Dataset entries

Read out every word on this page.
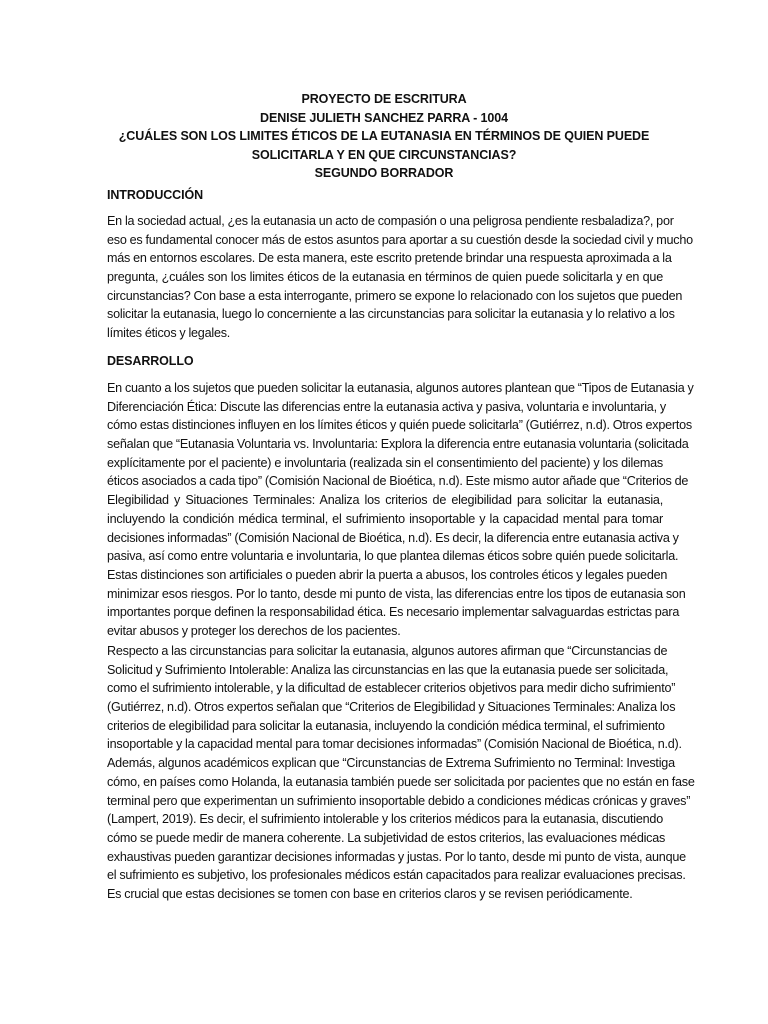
PROYECTO DE ESCRITURA
DENISE JULIETH SANCHEZ PARRA - 1004
¿CUÁLES SON LOS LIMITES ÉTICOS DE LA EUTANASIA EN TÉRMINOS DE QUIEN PUEDE
SOLICITARLA Y EN QUE CIRCUNSTANCIAS?
SEGUNDO BORRADOR
INTRODUCCIÓN
En la sociedad actual, ¿es la eutanasia un acto de compasión o una peligrosa pendiente resbaladiza?, por
eso es fundamental conocer más de estos asuntos para aportar a su cuestión desde la sociedad civil y mucho
más en entornos escolares. De esta manera, este escrito pretende brindar una respuesta aproximada a la
pregunta, ¿cuáles son los limites éticos de la eutanasia en términos de quien puede solicitarla y en que
circunstancias? Con base a esta interrogante, primero se expone lo relacionado con los sujetos que pueden
solicitar la eutanasia, luego lo concerniente a las circunstancias para solicitar la eutanasia y lo relativo a los
límites éticos y legales.
DESARROLLO
En cuanto a los sujetos que pueden solicitar la eutanasia, algunos autores plantean que “Tipos de Eutanasia y
Diferenciación Ética: Discute las diferencias entre la eutanasia activa y pasiva, voluntaria e involuntaria, y
cómo estas distinciones influyen en los límites éticos y quién puede solicitarla” (Gutiérrez, n.d). Otros expertos
señalan que “Eutanasia Voluntaria vs. Involuntaria: Explora la diferencia entre eutanasia voluntaria (solicitada
explícitamente por el paciente) e involuntaria (realizada sin el consentimiento del paciente) y los dilemas
éticos asociados a cada tipo” (Comisión Nacional de Bioética, n.d). Este mismo autor añade que “Criterios de
Elegibilidad y Situaciones Terminales: Analiza los criterios de elegibilidad para solicitar la eutanasia,
incluyendo la condición médica terminal, el sufrimiento insoportable y la capacidad mental para tomar
decisiones informadas” (Comisión Nacional de Bioética, n.d). Es decir, la diferencia entre eutanasia activa y
pasiva, así como entre voluntaria e involuntaria, lo que plantea dilemas éticos sobre quién puede solicitarla.
Estas distinciones son artificiales o pueden abrir la puerta a abusos, los controles éticos y legales pueden
minimizar esos riesgos. Por lo tanto, desde mi punto de vista, las diferencias entre los tipos de eutanasia son
importantes porque definen la responsabilidad ética. Es necesario implementar salvaguardas estrictas para
evitar abusos y proteger los derechos de los pacientes.
Respecto a las circunstancias para solicitar la eutanasia, algunos autores afirman que “Circunstancias de
Solicitud y Sufrimiento Intolerable: Analiza las circunstancias en las que la eutanasia puede ser solicitada,
como el sufrimiento intolerable, y la dificultad de establecer criterios objetivos para medir dicho sufrimiento”
(Gutiérrez, n.d). Otros expertos señalan que “Criterios de Elegibilidad y Situaciones Terminales: Analiza los
criterios de elegibilidad para solicitar la eutanasia, incluyendo la condición médica terminal, el sufrimiento
insoportable y la capacidad mental para tomar decisiones informadas” (Comisión Nacional de Bioética, n.d).
Además, algunos académicos explican que “Circunstancias de Extrema Sufrimiento no Terminal: Investiga
cómo, en países como Holanda, la eutanasia también puede ser solicitada por pacientes que no están en fase
terminal pero que experimentan un sufrimiento insoportable debido a condiciones médicas crónicas y graves”
(Lampert, 2019). Es decir, el sufrimiento intolerable y los criterios médicos para la eutanasia, discutiendo
cómo se puede medir de manera coherente. La subjetividad de estos criterios, las evaluaciones médicas
exhaustivas pueden garantizar decisiones informadas y justas. Por lo tanto, desde mi punto de vista, aunque
el sufrimiento es subjetivo, los profesionales médicos están capacitados para realizar evaluaciones precisas.
Es crucial que estas decisiones se tomen con base en criterios claros y se revisen periódicamente.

- Task
Extract the entries in full, exactly as they are, minus the pictures.

- Exercise response
Read out every word on this page.
PROYECTO DE ESCRITURA
DENISE JULIETH SANCHEZ PARRA - 1004
¿CUÁLES SON LOS LIMITES ÉTICOS DE LA EUTANASIA EN TÉRMINOS DE QUIEN PUEDE
SOLICITARLA Y EN QUE CIRCUNSTANCIAS?
SEGUNDO BORRADOR
INTRODUCCIÓN
En la sociedad actual, ¿es la eutanasia un acto de compasión o una peligrosa pendiente resbaladiza?, por
eso es fundamental conocer más de estos asuntos para aportar a su cuestión desde la sociedad civil y mucho
más en entornos escolares. De esta manera, este escrito pretende brindar una respuesta aproximada a la
pregunta, ¿cuáles son los limites éticos de la eutanasia en términos de quien puede solicitarla y en que
circunstancias? Con base a esta interrogante, primero se expone lo relacionado con los sujetos que pueden
solicitar la eutanasia, luego lo concerniente a las circunstancias para solicitar la eutanasia y lo relativo a los
límites éticos y legales.
DESARROLLO
En cuanto a los sujetos que pueden solicitar la eutanasia, algunos autores plantean que “Tipos de Eutanasia y
Diferenciación Ética: Discute las diferencias entre la eutanasia activa y pasiva, voluntaria e involuntaria, y
cómo estas distinciones influyen en los límites éticos y quién puede solicitarla” (Gutiérrez, n.d). Otros expertos
señalan que “Eutanasia Voluntaria vs. Involuntaria: Explora la diferencia entre eutanasia voluntaria (solicitada
explícitamente por el paciente) e involuntaria (realizada sin el consentimiento del paciente) y los dilemas
éticos asociados a cada tipo” (Comisión Nacional de Bioética, n.d). Este mismo autor añade que “Criterios de
Elegibilidad y Situaciones Terminales: Analiza los criterios de elegibilidad para solicitar la eutanasia,
incluyendo la condición médica terminal, el sufrimiento insoportable y la capacidad mental para tomar
decisiones informadas” (Comisión Nacional de Bioética, n.d). Es decir, la diferencia entre eutanasia activa y
pasiva, así como entre voluntaria e involuntaria, lo que plantea dilemas éticos sobre quién puede solicitarla.
Estas distinciones son artificiales o pueden abrir la puerta a abusos, los controles éticos y legales pueden
minimizar esos riesgos. Por lo tanto, desde mi punto de vista, las diferencias entre los tipos de eutanasia son
importantes porque definen la responsabilidad ética. Es necesario implementar salvaguardas estrictas para
evitar abusos y proteger los derechos de los pacientes.
Respecto a las circunstancias para solicitar la eutanasia, algunos autores afirman que “Circunstancias de
Solicitud y Sufrimiento Intolerable: Analiza las circunstancias en las que la eutanasia puede ser solicitada,
como el sufrimiento intolerable, y la dificultad de establecer criterios objetivos para medir dicho sufrimiento”
(Gutiérrez, n.d). Otros expertos señalan que “Criterios de Elegibilidad y Situaciones Terminales: Analiza los
criterios de elegibilidad para solicitar la eutanasia, incluyendo la condición médica terminal, el sufrimiento
insoportable y la capacidad mental para tomar decisiones informadas” (Comisión Nacional de Bioética, n.d).
Además, algunos académicos explican que “Circunstancias de Extrema Sufrimiento no Terminal: Investiga
cómo, en países como Holanda, la eutanasia también puede ser solicitada por pacientes que no están en fase
terminal pero que experimentan un sufrimiento insoportable debido a condiciones médicas crónicas y graves”
(Lampert, 2019). Es decir, el sufrimiento intolerable y los criterios médicos para la eutanasia, discutiendo
cómo se puede medir de manera coherente. La subjetividad de estos criterios, las evaluaciones médicas
exhaustivas pueden garantizar decisiones informadas y justas. Por lo tanto, desde mi punto de vista, aunque
el sufrimiento es subjetivo, los profesionales médicos están capacitados para realizar evaluaciones precisas.
Es crucial que estas decisiones se tomen con base en criterios claros y se revisen periódicamente.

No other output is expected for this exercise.